# START OF Supplied material
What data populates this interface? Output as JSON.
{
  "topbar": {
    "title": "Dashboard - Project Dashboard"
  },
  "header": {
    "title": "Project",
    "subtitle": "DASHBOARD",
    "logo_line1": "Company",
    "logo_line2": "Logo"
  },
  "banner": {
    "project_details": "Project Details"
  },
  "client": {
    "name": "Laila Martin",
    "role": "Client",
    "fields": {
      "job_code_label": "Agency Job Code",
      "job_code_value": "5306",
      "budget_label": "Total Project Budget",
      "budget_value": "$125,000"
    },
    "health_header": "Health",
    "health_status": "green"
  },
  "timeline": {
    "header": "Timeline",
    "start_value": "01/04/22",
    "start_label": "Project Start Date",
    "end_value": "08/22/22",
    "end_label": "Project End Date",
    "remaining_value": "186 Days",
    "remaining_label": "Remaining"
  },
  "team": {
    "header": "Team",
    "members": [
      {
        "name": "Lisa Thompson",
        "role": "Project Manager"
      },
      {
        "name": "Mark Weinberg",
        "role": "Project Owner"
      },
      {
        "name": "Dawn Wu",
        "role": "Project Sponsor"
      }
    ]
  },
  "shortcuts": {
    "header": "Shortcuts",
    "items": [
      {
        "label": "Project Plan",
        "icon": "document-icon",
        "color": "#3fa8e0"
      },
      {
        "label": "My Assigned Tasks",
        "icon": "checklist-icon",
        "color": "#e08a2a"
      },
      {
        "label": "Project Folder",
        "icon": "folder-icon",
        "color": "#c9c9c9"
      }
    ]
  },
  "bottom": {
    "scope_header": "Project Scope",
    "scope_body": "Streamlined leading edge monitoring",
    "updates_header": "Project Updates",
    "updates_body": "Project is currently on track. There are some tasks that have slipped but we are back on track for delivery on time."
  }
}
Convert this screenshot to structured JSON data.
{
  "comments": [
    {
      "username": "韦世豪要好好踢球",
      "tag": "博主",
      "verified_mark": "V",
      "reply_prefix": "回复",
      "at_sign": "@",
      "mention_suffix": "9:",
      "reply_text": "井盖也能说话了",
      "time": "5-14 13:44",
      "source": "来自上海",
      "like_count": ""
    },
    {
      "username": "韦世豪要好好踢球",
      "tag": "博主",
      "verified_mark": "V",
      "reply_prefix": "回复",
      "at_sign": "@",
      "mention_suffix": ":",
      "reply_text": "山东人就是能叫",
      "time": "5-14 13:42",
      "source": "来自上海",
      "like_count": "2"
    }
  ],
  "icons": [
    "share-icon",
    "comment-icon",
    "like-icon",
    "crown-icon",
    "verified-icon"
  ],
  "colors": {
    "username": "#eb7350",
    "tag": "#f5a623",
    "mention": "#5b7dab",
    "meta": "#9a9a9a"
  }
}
# END OF Supplied material
» **Exercise requirements**: Copy every line exactly. Leave nothing out.

» **Result**:
What data populates this interface? Output as JSON.
{
  "topbar": {
    "title": "Dashboard - Project Dashboard"
  },
  "header": {
    "title": "Project",
    "subtitle": "DASHBOARD",
    "logo_line1": "Company",
    "logo_line2": "Logo"
  },
  "banner": {
    "project_details": "Project Details"
  },
  "client": {
    "name": "Laila Martin",
    "role": "Client",
    "fields": {
      "job_code_label": "Agency Job Code",
      "job_code_value": "5306",
      "budget_label": "Total Project Budget",
      "budget_value": "$125,000"
    },
    "health_header": "Health",
    "health_status": "green"
  },
  "timeline": {
    "header": "Timeline",
    "start_value": "01/04/22",
    "start_label": "Project Start Date",
    "end_value": "08/22/22",
    "end_label": "Project End Date",
    "remaining_value": "186 Days",
    "remaining_label": "Remaining"
  },
  "team": {
    "header": "Team",
    "members": [
      {
        "name": "Lisa Thompson",
        "role": "Project Manager"
      },
      {
        "name": "Mark Weinberg",
        "role": "Project Owner"
      },
      {
        "name": "Dawn Wu",
        "role": "Project Sponsor"
      }
    ]
  },
  "shortcuts": {
    "header": "Shortcuts",
    "items": [
      {
        "label": "Project Plan",
        "icon": "document-icon",
        "color": "#3fa8e0"
      },
      {
        "label": "My Assigned Tasks",
        "icon": "checklist-icon",
        "color": "#e08a2a"
      },
      {
        "label": "Project Folder",
        "icon": "folder-icon",
        "color": "#c9c9c9"
      }
    ]
  },
  "bottom": {
    "scope_header": "Project Scope",
    "scope_body": "Streamlined leading edge monitoring",
    "updates_header": "Project Updates",
    "updates_body": "Project is currently on track. There are some tasks that have slipped but we are back on track for delivery on time."
  }
}
Convert this screenshot to structured JSON data.
{
  "comments": [
    {
      "username": "韦世豪要好好踢球",
      "tag": "博主",
      "verified_mark": "V",
      "reply_prefix": "回复",
      "at_sign": "@",
      "mention_suffix": "9:",
      "reply_text": "井盖也能说话了",
      "time": "5-14 13:44",
      "source": "来自上海",
      "like_count": ""
    },
    {
      "username": "韦世豪要好好踢球",
      "tag": "博主",
      "verified_mark": "V",
      "reply_prefix": "回复",
      "at_sign": "@",
      "mention_suffix": ":",
      "reply_text": "山东人就是能叫",
      "time": "5-14 13:42",
      "source": "来自上海",
      "like_count": "2"
    }
  ],
  "icons": [
    "share-icon",
    "comment-icon",
    "like-icon",
    "crown-icon",
    "verified-icon"
  ],
  "colors": {
    "username": "#eb7350",
    "tag": "#f5a623",
    "mention": "#5b7dab",
    "meta": "#9a9a9a"
  }
}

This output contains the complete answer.